(Dataset items)
## start

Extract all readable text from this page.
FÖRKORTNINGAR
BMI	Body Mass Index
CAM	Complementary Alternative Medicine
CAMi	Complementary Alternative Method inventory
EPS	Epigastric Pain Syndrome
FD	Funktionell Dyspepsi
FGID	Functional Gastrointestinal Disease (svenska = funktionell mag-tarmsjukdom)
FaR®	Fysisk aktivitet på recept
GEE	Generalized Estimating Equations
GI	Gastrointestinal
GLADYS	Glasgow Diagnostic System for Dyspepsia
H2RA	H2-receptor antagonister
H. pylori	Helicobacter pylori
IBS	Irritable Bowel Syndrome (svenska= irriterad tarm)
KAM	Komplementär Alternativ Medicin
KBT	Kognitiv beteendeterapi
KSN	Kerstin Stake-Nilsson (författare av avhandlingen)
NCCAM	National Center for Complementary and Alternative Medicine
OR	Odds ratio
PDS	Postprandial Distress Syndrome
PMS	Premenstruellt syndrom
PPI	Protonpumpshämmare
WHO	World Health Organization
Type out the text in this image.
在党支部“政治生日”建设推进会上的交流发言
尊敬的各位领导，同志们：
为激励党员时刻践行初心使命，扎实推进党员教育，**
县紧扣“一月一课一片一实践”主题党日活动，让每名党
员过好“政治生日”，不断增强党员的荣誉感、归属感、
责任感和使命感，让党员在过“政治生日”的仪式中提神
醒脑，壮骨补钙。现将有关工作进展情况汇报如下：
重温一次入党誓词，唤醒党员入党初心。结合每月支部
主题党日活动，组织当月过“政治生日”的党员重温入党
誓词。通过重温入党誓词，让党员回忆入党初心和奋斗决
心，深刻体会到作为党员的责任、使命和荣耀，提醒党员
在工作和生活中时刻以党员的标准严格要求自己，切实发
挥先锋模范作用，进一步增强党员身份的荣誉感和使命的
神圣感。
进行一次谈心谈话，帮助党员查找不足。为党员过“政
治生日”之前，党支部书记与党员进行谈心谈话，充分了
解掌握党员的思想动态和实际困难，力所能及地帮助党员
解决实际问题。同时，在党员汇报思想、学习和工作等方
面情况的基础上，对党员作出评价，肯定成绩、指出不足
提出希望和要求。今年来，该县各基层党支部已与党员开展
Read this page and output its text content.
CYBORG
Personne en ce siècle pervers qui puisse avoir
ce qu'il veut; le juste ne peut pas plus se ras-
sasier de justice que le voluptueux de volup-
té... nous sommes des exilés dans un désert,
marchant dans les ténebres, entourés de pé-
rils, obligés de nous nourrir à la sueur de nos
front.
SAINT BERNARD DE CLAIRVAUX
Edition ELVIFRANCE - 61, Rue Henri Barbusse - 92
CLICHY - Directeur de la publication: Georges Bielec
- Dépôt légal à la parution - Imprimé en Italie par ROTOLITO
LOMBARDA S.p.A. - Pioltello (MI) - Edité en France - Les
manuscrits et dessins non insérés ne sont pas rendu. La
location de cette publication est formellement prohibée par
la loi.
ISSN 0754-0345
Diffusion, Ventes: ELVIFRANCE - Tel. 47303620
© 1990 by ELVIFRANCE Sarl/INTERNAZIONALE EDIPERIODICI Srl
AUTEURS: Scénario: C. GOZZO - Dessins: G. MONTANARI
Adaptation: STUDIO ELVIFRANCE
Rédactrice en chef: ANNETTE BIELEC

## end

◆ OBJECTIVE:
Reproduce each entry exactly, leaving out nothing.

◆ EXERCISE RESPONSE:
Extract all readable text from this page.
FÖRKORTNINGAR
BMI	Body Mass Index
CAM	Complementary Alternative Medicine
CAMi	Complementary Alternative Method inventory
EPS	Epigastric Pain Syndrome
FD	Funktionell Dyspepsi
FGID	Functional Gastrointestinal Disease (svenska = funktionell mag-tarmsjukdom)
FaR®	Fysisk aktivitet på recept
GEE	Generalized Estimating Equations
GI	Gastrointestinal
GLADYS	Glasgow Diagnostic System for Dyspepsia
H2RA	H2-receptor antagonister
H. pylori	Helicobacter pylori
IBS	Irritable Bowel Syndrome (svenska= irriterad tarm)
KAM	Komplementär Alternativ Medicin
KBT	Kognitiv beteendeterapi
KSN	Kerstin Stake-Nilsson (författare av avhandlingen)
NCCAM	National Center for Complementary and Alternative Medicine
OR	Odds ratio
PDS	Postprandial Distress Syndrome
PMS	Premenstruellt syndrom
PPI	Protonpumpshämmare
WHO	World Health Organization
Type out the text in this image.
在党支部“政治生日”建设推进会上的交流发言
尊敬的各位领导，同志们：
为激励党员时刻践行初心使命，扎实推进党员教育，**
县紧扣“一月一课一片一实践”主题党日活动，让每名党
员过好“政治生日”，不断增强党员的荣誉感、归属感、
责任感和使命感，让党员在过“政治生日”的仪式中提神
醒脑，壮骨补钙。现将有关工作进展情况汇报如下：
重温一次入党誓词，唤醒党员入党初心。结合每月支部
主题党日活动，组织当月过“政治生日”的党员重温入党
誓词。通过重温入党誓词，让党员回忆入党初心和奋斗决
心，深刻体会到作为党员的责任、使命和荣耀，提醒党员
在工作和生活中时刻以党员的标准严格要求自己，切实发
挥先锋模范作用，进一步增强党员身份的荣誉感和使命的
神圣感。
进行一次谈心谈话，帮助党员查找不足。为党员过“政
治生日”之前，党支部书记与党员进行谈心谈话，充分了
解掌握党员的思想动态和实际困难，力所能及地帮助党员
解决实际问题。同时，在党员汇报思想、学习和工作等方
面情况的基础上，对党员作出评价，肯定成绩、指出不足
提出希望和要求。今年来，该县各基层党支部已与党员开展
Read this page and output its text content.
CYBORG
Personne en ce siècle pervers qui puisse avoir
ce qu'il veut; le juste ne peut pas plus se ras-
sasier de justice que le voluptueux de volup-
té... nous sommes des exilés dans un désert,
marchant dans les ténebres, entourés de pé-
rils, obligés de nous nourrir à la sueur de nos
front.
SAINT BERNARD DE CLAIRVAUX
Edition ELVIFRANCE - 61, Rue Henri Barbusse - 92
CLICHY - Directeur de la publication: Georges Bielec
- Dépôt légal à la parution - Imprimé en Italie par ROTOLITO
LOMBARDA S.p.A. - Pioltello (MI) - Edité en France - Les
manuscrits et dessins non insérés ne sont pas rendu. La
location de cette publication est formellement prohibée par
la loi.
ISSN 0754-0345
Diffusion, Ventes: ELVIFRANCE - Tel. 47303620
© 1990 by ELVIFRANCE Sarl/INTERNAZIONALE EDIPERIODICI Srl
AUTEURS: Scénario: C. GOZZO - Dessins: G. MONTANARI
Adaptation: STUDIO ELVIFRANCE
Rédactrice en chef: ANNETTE BIELEC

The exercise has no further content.